[Begin Entries provided]

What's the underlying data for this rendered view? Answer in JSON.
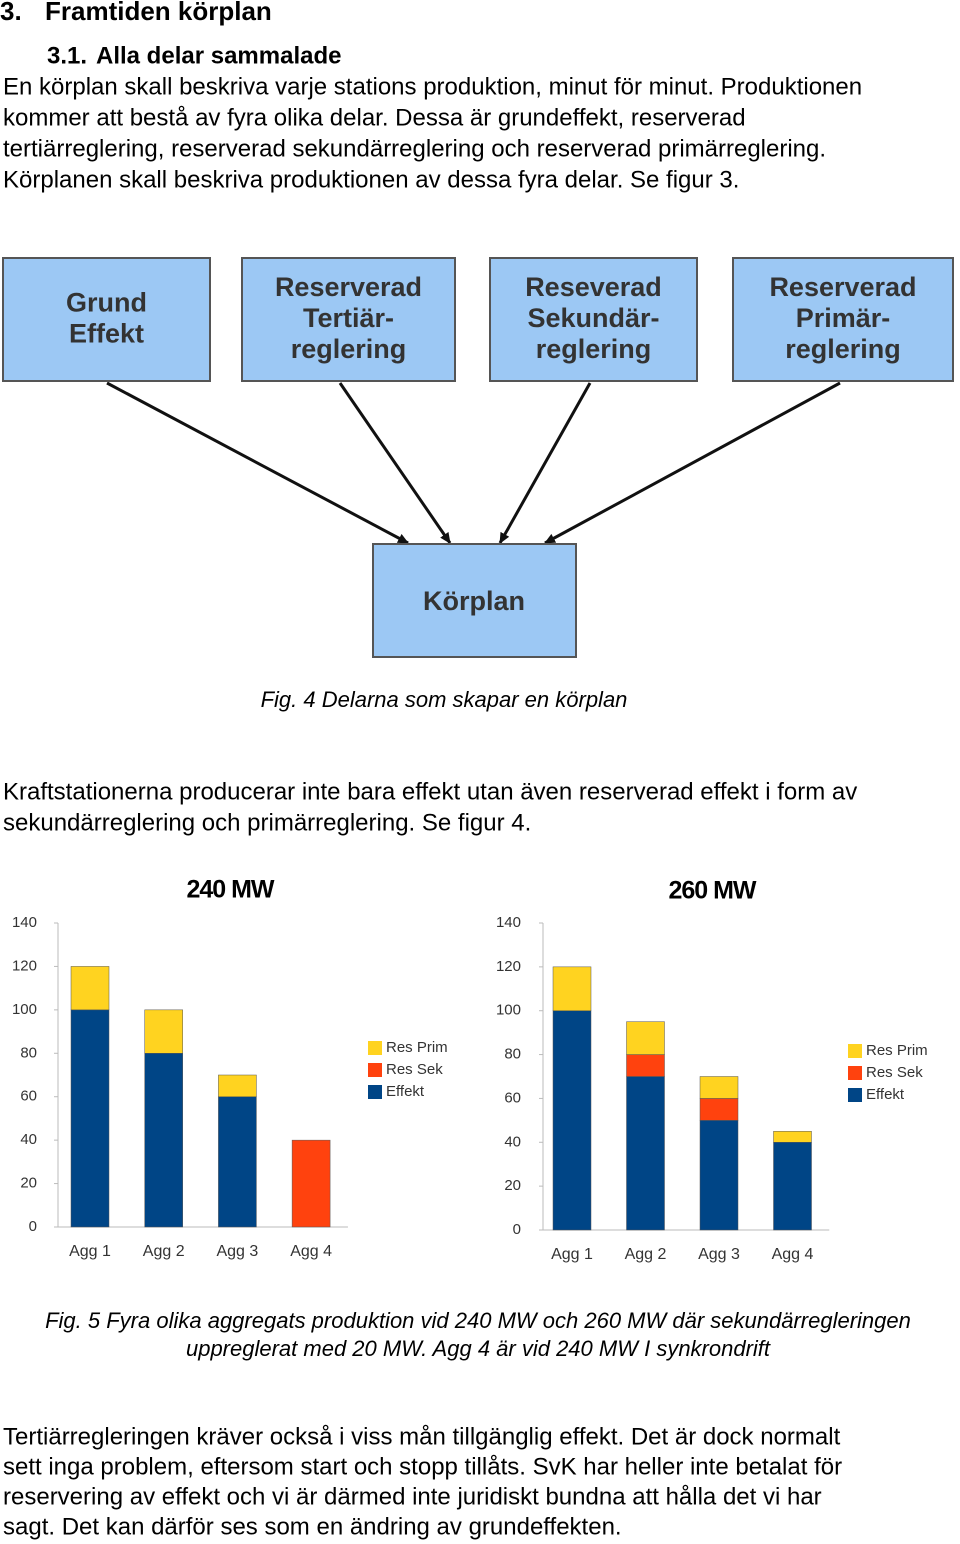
{
  "section": {
    "number": "3.",
    "title": "Framtiden körplan"
  },
  "subsection": {
    "number": "3.1.",
    "title": "Alla delar sammalade"
  },
  "paragraphs": [
    [
      "En körplan skall beskriva varje stations produktion, minut för minut. Produktionen",
      "kommer att bestå av fyra olika delar. Dessa är grundeffekt, reserverad",
      "tertiärreglering, reserverad sekundärreglering och reserverad primärreglering.",
      "Körplanen skall beskriva produktionen av dessa fyra delar. Se figur 3."
    ],
    [
      "Kraftstationerna producerar inte bara effekt utan även reserverad effekt i form av",
      "sekundärreglering och primärreglering. Se figur 4."
    ],
    [
      "Tertiärregleringen kräver också i viss mån tillgänglig effekt. Det är dock normalt",
      "sett inga problem, eftersom start och stopp tillåts. SvK har heller inte betalat för",
      "reservering av effekt och vi är därmed inte juridiskt bundna att hålla det vi har",
      "sagt. Det kan därför ses som en ändring av grundeffekten."
    ]
  ],
  "diagram": {
    "nodes": [
      {
        "label": [
          "Grund",
          "Effekt"
        ]
      },
      {
        "label": [
          "Reserverad",
          "Tertiär-",
          "reglering"
        ]
      },
      {
        "label": [
          "Reseverad",
          "Sekundär-",
          "reglering"
        ]
      },
      {
        "label": [
          "Reserverad",
          "Primär-",
          "reglering"
        ]
      }
    ],
    "target": {
      "label": "Körplan"
    }
  },
  "captions": [
    [
      "Fig. 4 Delarna som skapar en körplan"
    ],
    [
      "Fig. 5 Fyra olika aggregats produktion vid 240 MW och 260 MW där sekundärregleringen",
      "uppreglerat med 20 MW. Agg 4 är vid 240 MW I synkrondrift"
    ]
  ],
  "chart_data": [
    {
      "type": "stacked_bar",
      "title": "240 MW",
      "categories": [
        "Agg 1",
        "Agg 2",
        "Agg 3",
        "Agg 4"
      ],
      "series": [
        {
          "name": "Effekt",
          "color": "#004586",
          "values": [
            100,
            80,
            60,
            0
          ]
        },
        {
          "name": "Res Sek",
          "color": "#ff420e",
          "values": [
            0,
            0,
            0,
            40
          ]
        },
        {
          "name": "Res Prim",
          "color": "#ffd320",
          "values": [
            20,
            20,
            10,
            0
          ]
        }
      ],
      "ylim": [
        0,
        140
      ],
      "yticks": [
        0,
        20,
        40,
        60,
        80,
        100,
        120,
        140
      ],
      "legend": "right"
    },
    {
      "type": "stacked_bar",
      "title": "260 MW",
      "categories": [
        "Agg 1",
        "Agg 2",
        "Agg 3",
        "Agg 4"
      ],
      "series": [
        {
          "name": "Effekt",
          "color": "#004586",
          "values": [
            100,
            70,
            50,
            40
          ]
        },
        {
          "name": "Res Sek",
          "color": "#ff420e",
          "values": [
            0,
            10,
            10,
            0
          ]
        },
        {
          "name": "Res Prim",
          "color": "#ffd320",
          "values": [
            20,
            15,
            10,
            5
          ]
        }
      ],
      "ylim": [
        0,
        140
      ],
      "yticks": [
        0,
        20,
        40,
        60,
        80,
        100,
        120,
        140
      ],
      "legend": "right"
    }
  ]
}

[End Entries provided]

Where a line of the records above holds the word "inte", copy that line.

      "Kraftstationerna producerar inte bara effekt utan även reserverad effekt i form av",
      "sett inga problem, eftersom start och stopp tillåts. SvK har heller inte betalat för",
      "reservering av effekt och vi är därmed inte juridiskt bundna att hålla det vi har",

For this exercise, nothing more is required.